Task statement: Are you able to retype all the records below exactly?

BEGIN

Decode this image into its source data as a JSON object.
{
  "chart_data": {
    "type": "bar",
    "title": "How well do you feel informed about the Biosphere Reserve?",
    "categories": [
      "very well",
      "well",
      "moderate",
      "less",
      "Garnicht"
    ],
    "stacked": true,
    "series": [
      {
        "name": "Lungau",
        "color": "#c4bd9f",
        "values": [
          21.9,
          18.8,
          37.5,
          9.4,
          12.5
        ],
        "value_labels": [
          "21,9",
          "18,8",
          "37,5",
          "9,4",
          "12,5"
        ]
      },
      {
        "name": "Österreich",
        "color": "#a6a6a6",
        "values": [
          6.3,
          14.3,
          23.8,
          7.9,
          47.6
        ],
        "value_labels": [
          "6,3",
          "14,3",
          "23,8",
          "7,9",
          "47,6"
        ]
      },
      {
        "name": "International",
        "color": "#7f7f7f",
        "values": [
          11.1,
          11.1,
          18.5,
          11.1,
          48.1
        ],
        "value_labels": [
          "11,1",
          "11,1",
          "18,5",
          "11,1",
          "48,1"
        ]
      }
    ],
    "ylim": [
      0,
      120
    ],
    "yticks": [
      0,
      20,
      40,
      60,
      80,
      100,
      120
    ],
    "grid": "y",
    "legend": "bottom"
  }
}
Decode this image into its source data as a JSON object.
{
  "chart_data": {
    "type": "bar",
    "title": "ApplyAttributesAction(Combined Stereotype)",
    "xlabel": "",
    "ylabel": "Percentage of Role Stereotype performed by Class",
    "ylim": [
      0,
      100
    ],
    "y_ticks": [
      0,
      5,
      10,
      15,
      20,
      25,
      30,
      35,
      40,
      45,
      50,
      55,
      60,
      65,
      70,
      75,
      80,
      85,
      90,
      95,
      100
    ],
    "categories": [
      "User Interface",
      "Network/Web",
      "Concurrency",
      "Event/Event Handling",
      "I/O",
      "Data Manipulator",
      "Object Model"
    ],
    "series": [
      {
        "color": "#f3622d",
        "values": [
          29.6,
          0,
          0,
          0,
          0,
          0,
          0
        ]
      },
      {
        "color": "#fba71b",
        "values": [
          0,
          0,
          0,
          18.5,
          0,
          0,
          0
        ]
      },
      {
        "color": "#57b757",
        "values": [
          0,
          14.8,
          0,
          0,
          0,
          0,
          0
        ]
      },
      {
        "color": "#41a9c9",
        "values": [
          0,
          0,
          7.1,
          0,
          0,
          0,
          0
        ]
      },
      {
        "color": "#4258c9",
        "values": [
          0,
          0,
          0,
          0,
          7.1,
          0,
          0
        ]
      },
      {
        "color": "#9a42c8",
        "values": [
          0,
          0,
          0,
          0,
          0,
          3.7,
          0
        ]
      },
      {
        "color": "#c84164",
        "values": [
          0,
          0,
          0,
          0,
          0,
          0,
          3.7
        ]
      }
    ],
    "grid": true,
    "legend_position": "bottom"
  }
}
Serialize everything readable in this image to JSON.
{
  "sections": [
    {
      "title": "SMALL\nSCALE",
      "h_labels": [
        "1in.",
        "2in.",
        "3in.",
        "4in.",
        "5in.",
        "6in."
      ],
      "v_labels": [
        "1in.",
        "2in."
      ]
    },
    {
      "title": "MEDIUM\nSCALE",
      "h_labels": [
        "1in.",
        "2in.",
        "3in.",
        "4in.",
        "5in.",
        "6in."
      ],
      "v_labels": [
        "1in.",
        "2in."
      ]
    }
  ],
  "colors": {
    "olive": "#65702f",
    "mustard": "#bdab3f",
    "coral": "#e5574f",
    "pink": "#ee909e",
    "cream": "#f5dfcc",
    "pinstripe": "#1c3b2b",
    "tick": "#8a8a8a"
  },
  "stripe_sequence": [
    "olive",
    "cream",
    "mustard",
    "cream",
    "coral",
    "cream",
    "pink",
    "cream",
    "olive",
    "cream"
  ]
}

END

Exercise response:
Decode this image into its source data as a JSON object.
{
  "chart_data": {
    "type": "bar",
    "title": "How well do you feel informed about the Biosphere Reserve?",
    "categories": [
      "very well",
      "well",
      "moderate",
      "less",
      "Garnicht"
    ],
    "stacked": true,
    "series": [
      {
        "name": "Lungau",
        "color": "#c4bd9f",
        "values": [
          21.9,
          18.8,
          37.5,
          9.4,
          12.5
        ],
        "value_labels": [
          "21,9",
          "18,8",
          "37,5",
          "9,4",
          "12,5"
        ]
      },
      {
        "name": "Österreich",
        "color": "#a6a6a6",
        "values": [
          6.3,
          14.3,
          23.8,
          7.9,
          47.6
        ],
        "value_labels": [
          "6,3",
          "14,3",
          "23,8",
          "7,9",
          "47,6"
        ]
      },
      {
        "name": "International",
        "color": "#7f7f7f",
        "values": [
          11.1,
          11.1,
          18.5,
          11.1,
          48.1
        ],
        "value_labels": [
          "11,1",
          "11,1",
          "18,5",
          "11,1",
          "48,1"
        ]
      }
    ],
    "ylim": [
      0,
      120
    ],
    "yticks": [
      0,
      20,
      40,
      60,
      80,
      100,
      120
    ],
    "grid": "y",
    "legend": "bottom"
  }
}
Decode this image into its source data as a JSON object.
{
  "chart_data": {
    "type": "bar",
    "title": "ApplyAttributesAction(Combined Stereotype)",
    "xlabel": "",
    "ylabel": "Percentage of Role Stereotype performed by Class",
    "ylim": [
      0,
      100
    ],
    "y_ticks": [
      0,
      5,
      10,
      15,
      20,
      25,
      30,
      35,
      40,
      45,
      50,
      55,
      60,
      65,
      70,
      75,
      80,
      85,
      90,
      95,
      100
    ],
    "categories": [
      "User Interface",
      "Network/Web",
      "Concurrency",
      "Event/Event Handling",
      "I/O",
      "Data Manipulator",
      "Object Model"
    ],
    "series": [
      {
        "color": "#f3622d",
        "values": [
          29.6,
          0,
          0,
          0,
          0,
          0,
          0
        ]
      },
      {
        "color": "#fba71b",
        "values": [
          0,
          0,
          0,
          18.5,
          0,
          0,
          0
        ]
      },
      {
        "color": "#57b757",
        "values": [
          0,
          14.8,
          0,
          0,
          0,
          0,
          0
        ]
      },
      {
        "color": "#41a9c9",
        "values": [
          0,
          0,
          7.1,
          0,
          0,
          0,
          0
        ]
      },
      {
        "color": "#4258c9",
        "values": [
          0,
          0,
          0,
          0,
          7.1,
          0,
          0
        ]
      },
      {
        "color": "#9a42c8",
        "values": [
          0,
          0,
          0,
          0,
          0,
          3.7,
          0
        ]
      },
      {
        "color": "#c84164",
        "values": [
          0,
          0,
          0,
          0,
          0,
          0,
          3.7
        ]
      }
    ],
    "grid": true,
    "legend_position": "bottom"
  }
}
Serialize everything readable in this image to JSON.
{
  "sections": [
    {
      "title": "SMALL\nSCALE",
      "h_labels": [
        "1in.",
        "2in.",
        "3in.",
        "4in.",
        "5in.",
        "6in."
      ],
      "v_labels": [
        "1in.",
        "2in."
      ]
    },
    {
      "title": "MEDIUM\nSCALE",
      "h_labels": [
        "1in.",
        "2in.",
        "3in.",
        "4in.",
        "5in.",
        "6in."
      ],
      "v_labels": [
        "1in.",
        "2in."
      ]
    }
  ],
  "colors": {
    "olive": "#65702f",
    "mustard": "#bdab3f",
    "coral": "#e5574f",
    "pink": "#ee909e",
    "cream": "#f5dfcc",
    "pinstripe": "#1c3b2b",
    "tick": "#8a8a8a"
  },
  "stripe_sequence": [
    "olive",
    "cream",
    "mustard",
    "cream",
    "coral",
    "cream",
    "pink",
    "cream",
    "olive",
    "cream"
  ]
}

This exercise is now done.